■ Records supplied ■
........
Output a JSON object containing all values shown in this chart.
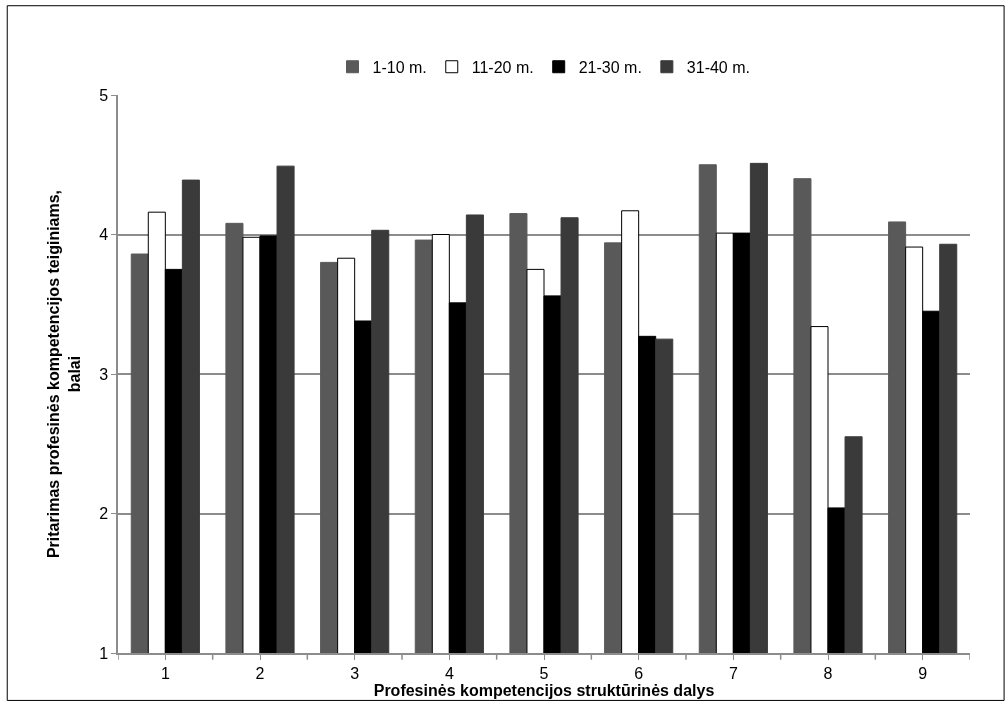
{
  "chart_data": {
    "type": "bar",
    "xlabel": "Profesinės kompetencijos struktūrinės dalys",
    "ylabel": "Pritarimas profesinės kompetencijos teiginiams, balai",
    "categories": [
      "1",
      "2",
      "3",
      "4",
      "5",
      "6",
      "7",
      "8",
      "9"
    ],
    "series": [
      {
        "name": "1-10 m.",
        "color": "#595959",
        "values": [
          3.86,
          4.08,
          3.8,
          3.96,
          4.15,
          3.94,
          4.5,
          4.4,
          4.09
        ]
      },
      {
        "name": "11-20 m.",
        "color": "#ffffff",
        "values": [
          4.16,
          3.98,
          3.83,
          4.0,
          3.75,
          4.17,
          4.01,
          3.34,
          3.91
        ]
      },
      {
        "name": "21-30 m.",
        "color": "#000000",
        "values": [
          3.75,
          3.99,
          3.38,
          3.51,
          3.56,
          3.27,
          4.01,
          2.04,
          3.45
        ]
      },
      {
        "name": "31-40 m.",
        "color": "#3a3a3a",
        "values": [
          4.39,
          4.49,
          4.03,
          4.14,
          4.12,
          3.25,
          4.51,
          2.55,
          3.93
        ]
      }
    ],
    "ylim": [
      1,
      5
    ],
    "yticks": [
      1,
      2,
      3,
      4,
      5
    ],
    "grid": "y",
    "legend": "top"
  }
}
........
■ Directive ■
Find the lines that include the string "kompetencijos", then copy each of them.

■ Exercise solution ■
    "xlabel": "Profesinės kompetencijos struktūrinės dalys",
    "ylabel": "Pritarimas profesinės kompetencijos teiginiams, balai",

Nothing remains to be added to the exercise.